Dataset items
begin

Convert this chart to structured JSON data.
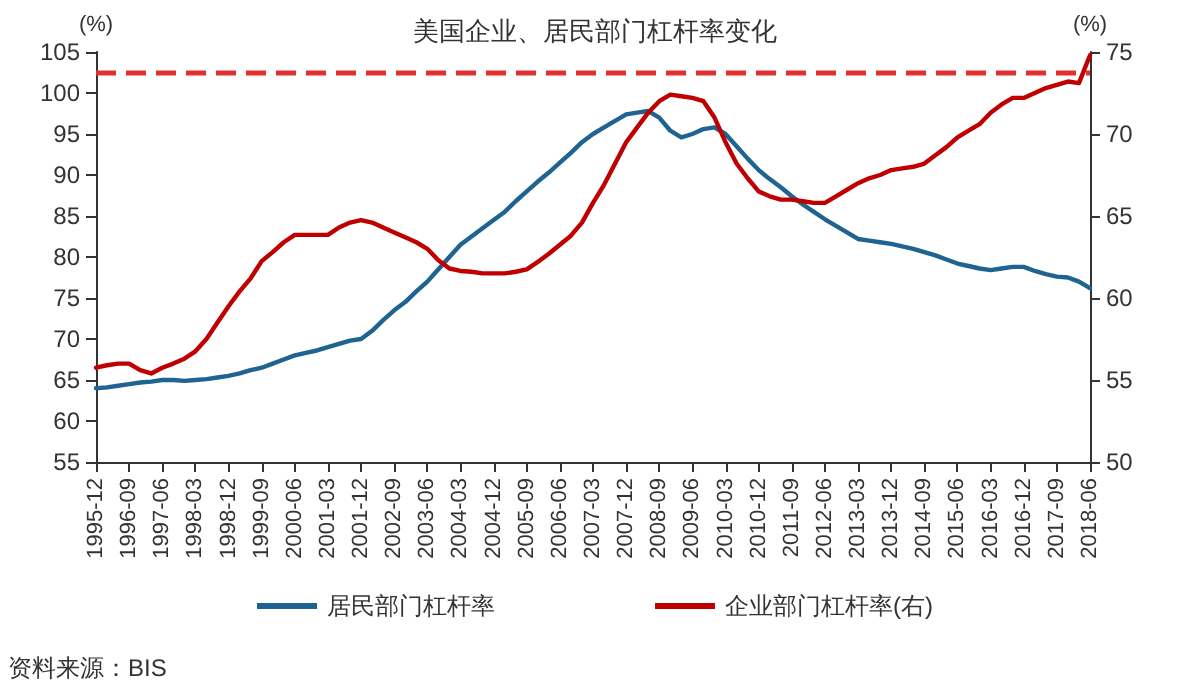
{
  "chart_data": {
    "type": "line",
    "title": "美国企业、居民部门杠杆率变化",
    "ylabel": "(%)",
    "y2label": "(%)",
    "categories": [
      "1995-12",
      null,
      null,
      "1996-09",
      null,
      null,
      "1997-06",
      null,
      null,
      "1998-03",
      null,
      null,
      "1998-12",
      null,
      null,
      "1999-09",
      null,
      null,
      "2000-06",
      null,
      null,
      "2001-03",
      null,
      null,
      "2001-12",
      null,
      null,
      "2002-09",
      null,
      null,
      "2003-06",
      null,
      null,
      "2004-03",
      null,
      null,
      "2004-12",
      null,
      null,
      "2005-09",
      null,
      null,
      "2006-06",
      null,
      null,
      "2007-03",
      null,
      null,
      "2007-12",
      null,
      null,
      "2008-09",
      null,
      null,
      "2009-06",
      null,
      null,
      "2010-03",
      null,
      null,
      "2010-12",
      null,
      null,
      "2011-09",
      null,
      null,
      "2012-06",
      null,
      null,
      "2013-03",
      null,
      null,
      "2013-12",
      null,
      null,
      "2014-09",
      null,
      null,
      "2015-06",
      null,
      null,
      "2016-03",
      null,
      null,
      "2016-12",
      null,
      null,
      "2017-09",
      null,
      null,
      "2018-06"
    ],
    "series": [
      {
        "name": "居民部门杠杆率",
        "color": "#1f6390",
        "values": [
          64,
          64.1,
          64.3,
          64.5,
          64.7,
          64.8,
          65,
          65,
          64.9,
          65,
          65.1,
          65.3,
          65.5,
          65.8,
          66.2,
          66.5,
          67,
          67.5,
          68,
          68.3,
          68.6,
          69,
          69.4,
          69.8,
          70,
          71,
          72.3,
          73.5,
          74.5,
          75.8,
          77,
          78.5,
          80,
          81.5,
          82.5,
          83.5,
          84.5,
          85.5,
          86.8,
          88,
          89.2,
          90.3,
          91.5,
          92.7,
          94,
          95,
          95.8,
          96.6,
          97.4,
          97.6,
          97.8,
          97,
          95.4,
          94.6,
          95,
          95.6,
          95.8,
          95,
          93.5,
          92,
          90.6,
          89.5,
          88.5,
          87.4,
          86.4,
          85.5,
          84.6,
          83.8,
          83,
          82.2,
          82,
          81.8,
          81.6,
          81.3,
          81,
          80.6,
          80.2,
          79.7,
          79.2,
          78.9,
          78.6,
          78.4,
          78.6,
          78.8,
          78.8,
          78.3,
          77.9,
          77.6,
          77.5,
          77,
          76.2
        ]
      },
      {
        "name": "企业部门杠杆率(右)",
        "color": "#c00000",
        "axis": "y2",
        "values": [
          55.75,
          55.9,
          56,
          56,
          55.6,
          55.4,
          55.75,
          56,
          56.3,
          56.75,
          57.5,
          58.5,
          59.5,
          60.4,
          61.2,
          62.25,
          62.8,
          63.4,
          63.85,
          63.85,
          63.85,
          63.85,
          64.3,
          64.6,
          64.75,
          64.6,
          64.3,
          64,
          63.7,
          63.4,
          63,
          62.3,
          61.8,
          61.65,
          61.6,
          61.5,
          61.5,
          61.5,
          61.6,
          61.75,
          62.2,
          62.7,
          63.25,
          63.8,
          64.6,
          65.8,
          66.9,
          68.2,
          69.5,
          70.4,
          71.3,
          72,
          72.4,
          72.3,
          72.2,
          72,
          71,
          69.5,
          68.2,
          67.3,
          66.5,
          66.2,
          66,
          66,
          65.9,
          65.8,
          65.8,
          66.2,
          66.6,
          67,
          67.3,
          67.5,
          67.8,
          67.9,
          68,
          68.2,
          68.7,
          69.2,
          69.8,
          70.2,
          70.6,
          71.3,
          71.8,
          72.2,
          72.2,
          72.5,
          72.8,
          73,
          73.2,
          73.1,
          74.8
        ]
      }
    ],
    "ylim": [
      55,
      105
    ],
    "yticks": [
      55,
      60,
      65,
      70,
      75,
      80,
      85,
      90,
      95,
      100,
      105
    ],
    "y2lim": [
      50,
      75
    ],
    "y2ticks": [
      50,
      55,
      60,
      65,
      70,
      75
    ],
    "ref_lines": [
      {
        "axis": "y2",
        "value": 73.8,
        "color": "#e03030",
        "line_style": "dashed"
      }
    ],
    "legend": "bottom",
    "grid": false,
    "marker": "none",
    "line_style": "solid",
    "annotations": [
      "资料来源：BIS"
    ]
  }
}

end

◆ Given request ◆
Your copy should match the entries exactly, minus the pictures.

◆ Response to this task ◆
Convert this chart to structured JSON data.
{
  "chart_data": {
    "type": "line",
    "title": "美国企业、居民部门杠杆率变化",
    "ylabel": "(%)",
    "y2label": "(%)",
    "categories": [
      "1995-12",
      null,
      null,
      "1996-09",
      null,
      null,
      "1997-06",
      null,
      null,
      "1998-03",
      null,
      null,
      "1998-12",
      null,
      null,
      "1999-09",
      null,
      null,
      "2000-06",
      null,
      null,
      "2001-03",
      null,
      null,
      "2001-12",
      null,
      null,
      "2002-09",
      null,
      null,
      "2003-06",
      null,
      null,
      "2004-03",
      null,
      null,
      "2004-12",
      null,
      null,
      "2005-09",
      null,
      null,
      "2006-06",
      null,
      null,
      "2007-03",
      null,
      null,
      "2007-12",
      null,
      null,
      "2008-09",
      null,
      null,
      "2009-06",
      null,
      null,
      "2010-03",
      null,
      null,
      "2010-12",
      null,
      null,
      "2011-09",
      null,
      null,
      "2012-06",
      null,
      null,
      "2013-03",
      null,
      null,
      "2013-12",
      null,
      null,
      "2014-09",
      null,
      null,
      "2015-06",
      null,
      null,
      "2016-03",
      null,
      null,
      "2016-12",
      null,
      null,
      "2017-09",
      null,
      null,
      "2018-06"
    ],
    "series": [
      {
        "name": "居民部门杠杆率",
        "color": "#1f6390",
        "values": [
          64,
          64.1,
          64.3,
          64.5,
          64.7,
          64.8,
          65,
          65,
          64.9,
          65,
          65.1,
          65.3,
          65.5,
          65.8,
          66.2,
          66.5,
          67,
          67.5,
          68,
          68.3,
          68.6,
          69,
          69.4,
          69.8,
          70,
          71,
          72.3,
          73.5,
          74.5,
          75.8,
          77,
          78.5,
          80,
          81.5,
          82.5,
          83.5,
          84.5,
          85.5,
          86.8,
          88,
          89.2,
          90.3,
          91.5,
          92.7,
          94,
          95,
          95.8,
          96.6,
          97.4,
          97.6,
          97.8,
          97,
          95.4,
          94.6,
          95,
          95.6,
          95.8,
          95,
          93.5,
          92,
          90.6,
          89.5,
          88.5,
          87.4,
          86.4,
          85.5,
          84.6,
          83.8,
          83,
          82.2,
          82,
          81.8,
          81.6,
          81.3,
          81,
          80.6,
          80.2,
          79.7,
          79.2,
          78.9,
          78.6,
          78.4,
          78.6,
          78.8,
          78.8,
          78.3,
          77.9,
          77.6,
          77.5,
          77,
          76.2
        ]
      },
      {
        "name": "企业部门杠杆率(右)",
        "color": "#c00000",
        "axis": "y2",
        "values": [
          55.75,
          55.9,
          56,
          56,
          55.6,
          55.4,
          55.75,
          56,
          56.3,
          56.75,
          57.5,
          58.5,
          59.5,
          60.4,
          61.2,
          62.25,
          62.8,
          63.4,
          63.85,
          63.85,
          63.85,
          63.85,
          64.3,
          64.6,
          64.75,
          64.6,
          64.3,
          64,
          63.7,
          63.4,
          63,
          62.3,
          61.8,
          61.65,
          61.6,
          61.5,
          61.5,
          61.5,
          61.6,
          61.75,
          62.2,
          62.7,
          63.25,
          63.8,
          64.6,
          65.8,
          66.9,
          68.2,
          69.5,
          70.4,
          71.3,
          72,
          72.4,
          72.3,
          72.2,
          72,
          71,
          69.5,
          68.2,
          67.3,
          66.5,
          66.2,
          66,
          66,
          65.9,
          65.8,
          65.8,
          66.2,
          66.6,
          67,
          67.3,
          67.5,
          67.8,
          67.9,
          68,
          68.2,
          68.7,
          69.2,
          69.8,
          70.2,
          70.6,
          71.3,
          71.8,
          72.2,
          72.2,
          72.5,
          72.8,
          73,
          73.2,
          73.1,
          74.8
        ]
      }
    ],
    "ylim": [
      55,
      105
    ],
    "yticks": [
      55,
      60,
      65,
      70,
      75,
      80,
      85,
      90,
      95,
      100,
      105
    ],
    "y2lim": [
      50,
      75
    ],
    "y2ticks": [
      50,
      55,
      60,
      65,
      70,
      75
    ],
    "ref_lines": [
      {
        "axis": "y2",
        "value": 73.8,
        "color": "#e03030",
        "line_style": "dashed"
      }
    ],
    "legend": "bottom",
    "grid": false,
    "marker": "none",
    "line_style": "solid",
    "annotations": [
      "资料来源：BIS"
    ]
  }
}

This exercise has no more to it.